# Prompt
Transcribe the listing word for word.

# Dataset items

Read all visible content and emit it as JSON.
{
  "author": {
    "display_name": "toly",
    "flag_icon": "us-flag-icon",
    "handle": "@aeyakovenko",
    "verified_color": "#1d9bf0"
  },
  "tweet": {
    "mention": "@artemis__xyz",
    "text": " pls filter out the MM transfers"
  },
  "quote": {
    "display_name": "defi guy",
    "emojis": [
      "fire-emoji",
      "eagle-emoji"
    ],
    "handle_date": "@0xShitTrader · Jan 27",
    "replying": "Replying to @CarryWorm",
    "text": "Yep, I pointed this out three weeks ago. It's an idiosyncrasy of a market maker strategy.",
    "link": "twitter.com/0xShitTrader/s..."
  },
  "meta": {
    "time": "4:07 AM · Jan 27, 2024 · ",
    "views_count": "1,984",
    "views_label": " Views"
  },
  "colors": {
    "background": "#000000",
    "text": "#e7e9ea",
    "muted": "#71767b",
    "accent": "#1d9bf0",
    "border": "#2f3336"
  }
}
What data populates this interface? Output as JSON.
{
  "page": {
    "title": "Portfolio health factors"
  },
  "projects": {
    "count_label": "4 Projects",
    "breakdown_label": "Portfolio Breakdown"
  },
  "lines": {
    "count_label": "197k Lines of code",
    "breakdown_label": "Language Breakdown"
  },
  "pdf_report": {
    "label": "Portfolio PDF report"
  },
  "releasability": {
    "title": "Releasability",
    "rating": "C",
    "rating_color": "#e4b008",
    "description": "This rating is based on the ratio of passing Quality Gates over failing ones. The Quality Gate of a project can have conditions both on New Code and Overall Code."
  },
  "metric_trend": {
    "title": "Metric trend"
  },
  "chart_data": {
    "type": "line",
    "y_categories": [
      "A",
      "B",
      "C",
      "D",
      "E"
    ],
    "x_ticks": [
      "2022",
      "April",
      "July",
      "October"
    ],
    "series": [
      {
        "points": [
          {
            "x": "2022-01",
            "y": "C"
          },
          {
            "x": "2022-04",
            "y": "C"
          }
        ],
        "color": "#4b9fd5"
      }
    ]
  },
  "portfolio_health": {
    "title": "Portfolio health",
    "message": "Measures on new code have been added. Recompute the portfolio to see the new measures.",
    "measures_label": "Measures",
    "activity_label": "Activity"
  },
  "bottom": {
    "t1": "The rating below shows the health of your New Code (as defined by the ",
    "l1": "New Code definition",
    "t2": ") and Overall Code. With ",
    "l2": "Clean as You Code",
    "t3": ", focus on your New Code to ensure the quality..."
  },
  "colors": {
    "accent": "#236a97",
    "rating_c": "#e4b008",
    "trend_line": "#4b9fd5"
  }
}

# Solved problem
Read all visible content and emit it as JSON.
{
  "author": {
    "display_name": "toly",
    "flag_icon": "us-flag-icon",
    "handle": "@aeyakovenko",
    "verified_color": "#1d9bf0"
  },
  "tweet": {
    "mention": "@artemis__xyz",
    "text": " pls filter out the MM transfers"
  },
  "quote": {
    "display_name": "defi guy",
    "emojis": [
      "fire-emoji",
      "eagle-emoji"
    ],
    "handle_date": "@0xShitTrader · Jan 27",
    "replying": "Replying to @CarryWorm",
    "text": "Yep, I pointed this out three weeks ago. It's an idiosyncrasy of a market maker strategy.",
    "link": "twitter.com/0xShitTrader/s..."
  },
  "meta": {
    "time": "4:07 AM · Jan 27, 2024 · ",
    "views_count": "1,984",
    "views_label": " Views"
  },
  "colors": {
    "background": "#000000",
    "text": "#e7e9ea",
    "muted": "#71767b",
    "accent": "#1d9bf0",
    "border": "#2f3336"
  }
}
What data populates this interface? Output as JSON.
{
  "page": {
    "title": "Portfolio health factors"
  },
  "projects": {
    "count_label": "4 Projects",
    "breakdown_label": "Portfolio Breakdown"
  },
  "lines": {
    "count_label": "197k Lines of code",
    "breakdown_label": "Language Breakdown"
  },
  "pdf_report": {
    "label": "Portfolio PDF report"
  },
  "releasability": {
    "title": "Releasability",
    "rating": "C",
    "rating_color": "#e4b008",
    "description": "This rating is based on the ratio of passing Quality Gates over failing ones. The Quality Gate of a project can have conditions both on New Code and Overall Code."
  },
  "metric_trend": {
    "title": "Metric trend"
  },
  "chart_data": {
    "type": "line",
    "y_categories": [
      "A",
      "B",
      "C",
      "D",
      "E"
    ],
    "x_ticks": [
      "2022",
      "April",
      "July",
      "October"
    ],
    "series": [
      {
        "points": [
          {
            "x": "2022-01",
            "y": "C"
          },
          {
            "x": "2022-04",
            "y": "C"
          }
        ],
        "color": "#4b9fd5"
      }
    ]
  },
  "portfolio_health": {
    "title": "Portfolio health",
    "message": "Measures on new code have been added. Recompute the portfolio to see the new measures.",
    "measures_label": "Measures",
    "activity_label": "Activity"
  },
  "bottom": {
    "t1": "The rating below shows the health of your New Code (as defined by the ",
    "l1": "New Code definition",
    "t2": ") and Overall Code. With ",
    "l2": "Clean as You Code",
    "t3": ", focus on your New Code to ensure the quality..."
  },
  "colors": {
    "accent": "#236a97",
    "rating_c": "#e4b008",
    "trend_line": "#4b9fd5"
  }
}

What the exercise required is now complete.